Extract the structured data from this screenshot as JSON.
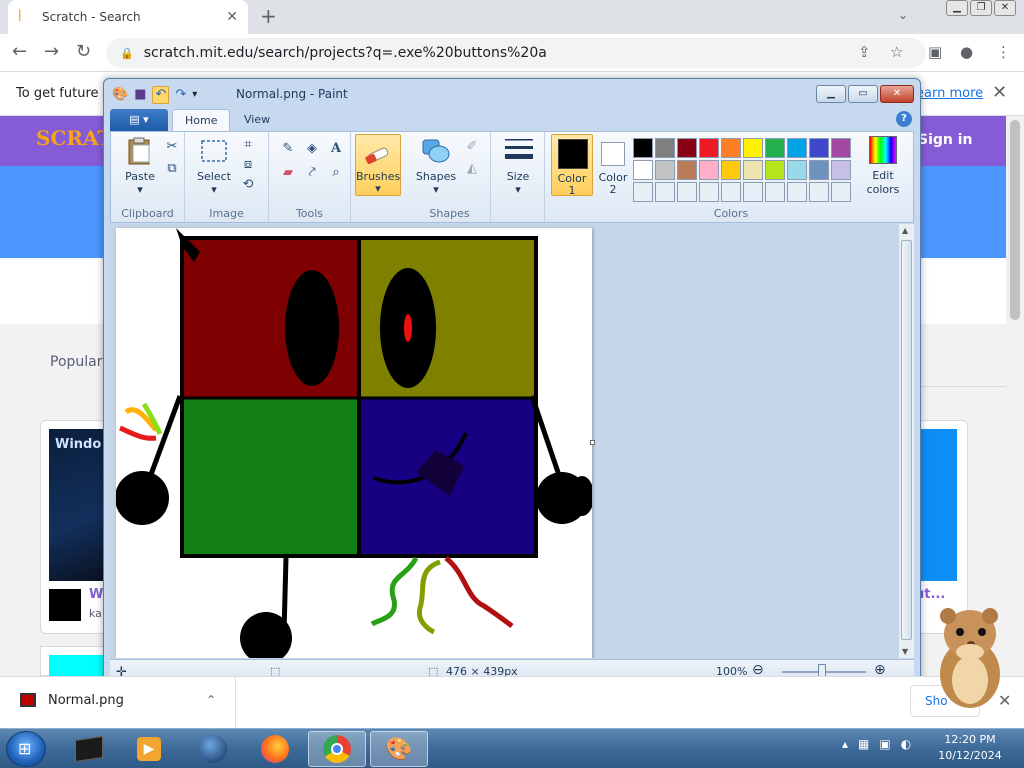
{
  "browser": {
    "tab_title": "Scratch - Search",
    "tab_close": "✕",
    "new_tab": "+",
    "url": "scratch.mit.edu/search/projects?q=.exe%20buttons%20a",
    "infobar_message": "To get future G",
    "infobar_link": "earn more",
    "infobar_close": "✕"
  },
  "scratch": {
    "logo": "SCRATCH",
    "sign_in": "Sign in",
    "popular": "Popular",
    "card1_thumb_text": "Windo",
    "card1_title": "W",
    "card1_author": "ka",
    "card2_title": "ut..."
  },
  "paint": {
    "window_title": "Normal.png - Paint",
    "tabs": {
      "home": "Home",
      "view": "View"
    },
    "help": "?",
    "groups": {
      "clipboard": "Clipboard",
      "image": "Image",
      "tools": "Tools",
      "shapes": "Shapes",
      "colors": "Colors"
    },
    "buttons": {
      "paste": "Paste",
      "select": "Select",
      "brushes": "Brushes",
      "shapes": "Shapes",
      "size": "Size",
      "color1_line1": "Color",
      "color1_line2": "1",
      "color2_line1": "Color",
      "color2_line2": "2",
      "edit_colors_line1": "Edit",
      "edit_colors_line2": "colors"
    },
    "color1": "#000000",
    "color2": "#ffffff",
    "palette": [
      "#000000",
      "#7f7f7f",
      "#880015",
      "#ed1c24",
      "#ff7f27",
      "#fff200",
      "#22b14c",
      "#00a2e8",
      "#3f48cc",
      "#a349a4",
      "#ffffff",
      "#c3c3c3",
      "#b97a57",
      "#ffaec9",
      "#ffc90e",
      "#efe4b0",
      "#b5e61d",
      "#99d9ea",
      "#7092be",
      "#c8bfe7",
      "#e8eef6",
      "#e8eef6",
      "#e8eef6",
      "#e8eef6",
      "#e8eef6",
      "#e8eef6",
      "#e8eef6",
      "#e8eef6",
      "#e8eef6",
      "#e8eef6"
    ],
    "status": {
      "dimensions": "476 × 439px",
      "zoom": "100%"
    }
  },
  "downloads": {
    "file": "Normal.png",
    "show_all": "Sho",
    "close": "✕"
  },
  "taskbar": {
    "time": "12:20 PM",
    "date": "10/12/2024"
  }
}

---------------

[PROBLEM DESCRIPTION]:
Pictures stay out of the copy; please restate every record above exactly.

[SOLUTION]:
Extract the structured data from this screenshot as JSON.
{
  "browser": {
    "tab_title": "Scratch - Search",
    "tab_close": "✕",
    "new_tab": "+",
    "url": "scratch.mit.edu/search/projects?q=.exe%20buttons%20a",
    "infobar_message": "To get future G",
    "infobar_link": "earn more",
    "infobar_close": "✕"
  },
  "scratch": {
    "logo": "SCRATCH",
    "sign_in": "Sign in",
    "popular": "Popular",
    "card1_thumb_text": "Windo",
    "card1_title": "W",
    "card1_author": "ka",
    "card2_title": "ut..."
  },
  "paint": {
    "window_title": "Normal.png - Paint",
    "tabs": {
      "home": "Home",
      "view": "View"
    },
    "help": "?",
    "groups": {
      "clipboard": "Clipboard",
      "image": "Image",
      "tools": "Tools",
      "shapes": "Shapes",
      "colors": "Colors"
    },
    "buttons": {
      "paste": "Paste",
      "select": "Select",
      "brushes": "Brushes",
      "shapes": "Shapes",
      "size": "Size",
      "color1_line1": "Color",
      "color1_line2": "1",
      "color2_line1": "Color",
      "color2_line2": "2",
      "edit_colors_line1": "Edit",
      "edit_colors_line2": "colors"
    },
    "color1": "#000000",
    "color2": "#ffffff",
    "palette": [
      "#000000",
      "#7f7f7f",
      "#880015",
      "#ed1c24",
      "#ff7f27",
      "#fff200",
      "#22b14c",
      "#00a2e8",
      "#3f48cc",
      "#a349a4",
      "#ffffff",
      "#c3c3c3",
      "#b97a57",
      "#ffaec9",
      "#ffc90e",
      "#efe4b0",
      "#b5e61d",
      "#99d9ea",
      "#7092be",
      "#c8bfe7",
      "#e8eef6",
      "#e8eef6",
      "#e8eef6",
      "#e8eef6",
      "#e8eef6",
      "#e8eef6",
      "#e8eef6",
      "#e8eef6",
      "#e8eef6",
      "#e8eef6"
    ],
    "status": {
      "dimensions": "476 × 439px",
      "zoom": "100%"
    }
  },
  "downloads": {
    "file": "Normal.png",
    "show_all": "Sho",
    "close": "✕"
  },
  "taskbar": {
    "time": "12:20 PM",
    "date": "10/12/2024"
  }
}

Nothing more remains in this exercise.